(Beginning of Provided data)
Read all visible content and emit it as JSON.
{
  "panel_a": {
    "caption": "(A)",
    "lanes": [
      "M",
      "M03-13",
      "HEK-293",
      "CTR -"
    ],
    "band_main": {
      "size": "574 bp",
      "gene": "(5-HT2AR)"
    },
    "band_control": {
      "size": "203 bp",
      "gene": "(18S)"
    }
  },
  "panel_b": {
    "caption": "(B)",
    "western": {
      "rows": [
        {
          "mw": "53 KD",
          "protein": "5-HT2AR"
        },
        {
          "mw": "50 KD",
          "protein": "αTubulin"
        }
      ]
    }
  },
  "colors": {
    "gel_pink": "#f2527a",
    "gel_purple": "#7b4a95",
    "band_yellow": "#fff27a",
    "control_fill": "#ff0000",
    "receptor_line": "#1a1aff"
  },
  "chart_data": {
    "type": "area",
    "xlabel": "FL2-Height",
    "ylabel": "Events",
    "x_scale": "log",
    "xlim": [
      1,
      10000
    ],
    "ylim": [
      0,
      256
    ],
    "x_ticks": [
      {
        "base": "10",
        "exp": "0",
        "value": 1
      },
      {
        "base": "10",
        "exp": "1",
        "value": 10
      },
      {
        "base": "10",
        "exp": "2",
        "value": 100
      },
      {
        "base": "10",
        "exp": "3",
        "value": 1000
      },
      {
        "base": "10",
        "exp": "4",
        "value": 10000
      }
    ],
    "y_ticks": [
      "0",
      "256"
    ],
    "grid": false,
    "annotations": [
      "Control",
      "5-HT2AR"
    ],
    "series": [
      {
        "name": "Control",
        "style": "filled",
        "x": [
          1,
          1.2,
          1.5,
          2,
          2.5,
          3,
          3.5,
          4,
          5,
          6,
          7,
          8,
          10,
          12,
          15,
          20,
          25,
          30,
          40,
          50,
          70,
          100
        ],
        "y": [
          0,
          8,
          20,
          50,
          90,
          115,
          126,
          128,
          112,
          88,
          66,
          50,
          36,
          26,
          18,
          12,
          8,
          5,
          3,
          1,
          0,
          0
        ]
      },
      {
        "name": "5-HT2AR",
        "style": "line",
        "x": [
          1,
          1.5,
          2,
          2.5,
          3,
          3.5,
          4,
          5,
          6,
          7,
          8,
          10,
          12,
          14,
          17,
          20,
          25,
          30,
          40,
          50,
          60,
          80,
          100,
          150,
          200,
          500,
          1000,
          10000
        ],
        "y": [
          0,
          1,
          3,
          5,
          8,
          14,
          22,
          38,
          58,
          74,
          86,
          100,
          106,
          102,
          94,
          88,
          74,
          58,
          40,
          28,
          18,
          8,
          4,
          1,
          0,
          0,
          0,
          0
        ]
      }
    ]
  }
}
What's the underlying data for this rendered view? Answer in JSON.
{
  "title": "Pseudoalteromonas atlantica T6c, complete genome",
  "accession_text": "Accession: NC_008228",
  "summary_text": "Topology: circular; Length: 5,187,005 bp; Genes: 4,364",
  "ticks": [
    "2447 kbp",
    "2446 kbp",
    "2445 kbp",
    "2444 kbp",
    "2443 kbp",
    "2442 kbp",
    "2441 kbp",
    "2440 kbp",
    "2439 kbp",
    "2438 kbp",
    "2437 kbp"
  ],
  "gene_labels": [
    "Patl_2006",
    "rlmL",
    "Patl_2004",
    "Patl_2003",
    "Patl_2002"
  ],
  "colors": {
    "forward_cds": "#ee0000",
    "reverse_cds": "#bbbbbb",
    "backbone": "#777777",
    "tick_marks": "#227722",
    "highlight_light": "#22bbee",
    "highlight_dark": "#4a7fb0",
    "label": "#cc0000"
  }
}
(End of Provided data)
Try it: Please give each line above again, word for word.

Task response:
Read all visible content and emit it as JSON.
{
  "panel_a": {
    "caption": "(A)",
    "lanes": [
      "M",
      "M03-13",
      "HEK-293",
      "CTR -"
    ],
    "band_main": {
      "size": "574 bp",
      "gene": "(5-HT2AR)"
    },
    "band_control": {
      "size": "203 bp",
      "gene": "(18S)"
    }
  },
  "panel_b": {
    "caption": "(B)",
    "western": {
      "rows": [
        {
          "mw": "53 KD",
          "protein": "5-HT2AR"
        },
        {
          "mw": "50 KD",
          "protein": "αTubulin"
        }
      ]
    }
  },
  "colors": {
    "gel_pink": "#f2527a",
    "gel_purple": "#7b4a95",
    "band_yellow": "#fff27a",
    "control_fill": "#ff0000",
    "receptor_line": "#1a1aff"
  },
  "chart_data": {
    "type": "area",
    "xlabel": "FL2-Height",
    "ylabel": "Events",
    "x_scale": "log",
    "xlim": [
      1,
      10000
    ],
    "ylim": [
      0,
      256
    ],
    "x_ticks": [
      {
        "base": "10",
        "exp": "0",
        "value": 1
      },
      {
        "base": "10",
        "exp": "1",
        "value": 10
      },
      {
        "base": "10",
        "exp": "2",
        "value": 100
      },
      {
        "base": "10",
        "exp": "3",
        "value": 1000
      },
      {
        "base": "10",
        "exp": "4",
        "value": 10000
      }
    ],
    "y_ticks": [
      "0",
      "256"
    ],
    "grid": false,
    "annotations": [
      "Control",
      "5-HT2AR"
    ],
    "series": [
      {
        "name": "Control",
        "style": "filled",
        "x": [
          1,
          1.2,
          1.5,
          2,
          2.5,
          3,
          3.5,
          4,
          5,
          6,
          7,
          8,
          10,
          12,
          15,
          20,
          25,
          30,
          40,
          50,
          70,
          100
        ],
        "y": [
          0,
          8,
          20,
          50,
          90,
          115,
          126,
          128,
          112,
          88,
          66,
          50,
          36,
          26,
          18,
          12,
          8,
          5,
          3,
          1,
          0,
          0
        ]
      },
      {
        "name": "5-HT2AR",
        "style": "line",
        "x": [
          1,
          1.5,
          2,
          2.5,
          3,
          3.5,
          4,
          5,
          6,
          7,
          8,
          10,
          12,
          14,
          17,
          20,
          25,
          30,
          40,
          50,
          60,
          80,
          100,
          150,
          200,
          500,
          1000,
          10000
        ],
        "y": [
          0,
          1,
          3,
          5,
          8,
          14,
          22,
          38,
          58,
          74,
          86,
          100,
          106,
          102,
          94,
          88,
          74,
          58,
          40,
          28,
          18,
          8,
          4,
          1,
          0,
          0,
          0,
          0
        ]
      }
    ]
  }
}
What's the underlying data for this rendered view? Answer in JSON.
{
  "title": "Pseudoalteromonas atlantica T6c, complete genome",
  "accession_text": "Accession: NC_008228",
  "summary_text": "Topology: circular; Length: 5,187,005 bp; Genes: 4,364",
  "ticks": [
    "2447 kbp",
    "2446 kbp",
    "2445 kbp",
    "2444 kbp",
    "2443 kbp",
    "2442 kbp",
    "2441 kbp",
    "2440 kbp",
    "2439 kbp",
    "2438 kbp",
    "2437 kbp"
  ],
  "gene_labels": [
    "Patl_2006",
    "rlmL",
    "Patl_2004",
    "Patl_2003",
    "Patl_2002"
  ],
  "colors": {
    "forward_cds": "#ee0000",
    "reverse_cds": "#bbbbbb",
    "backbone": "#777777",
    "tick_marks": "#227722",
    "highlight_light": "#22bbee",
    "highlight_dark": "#4a7fb0",
    "label": "#cc0000"
  }
}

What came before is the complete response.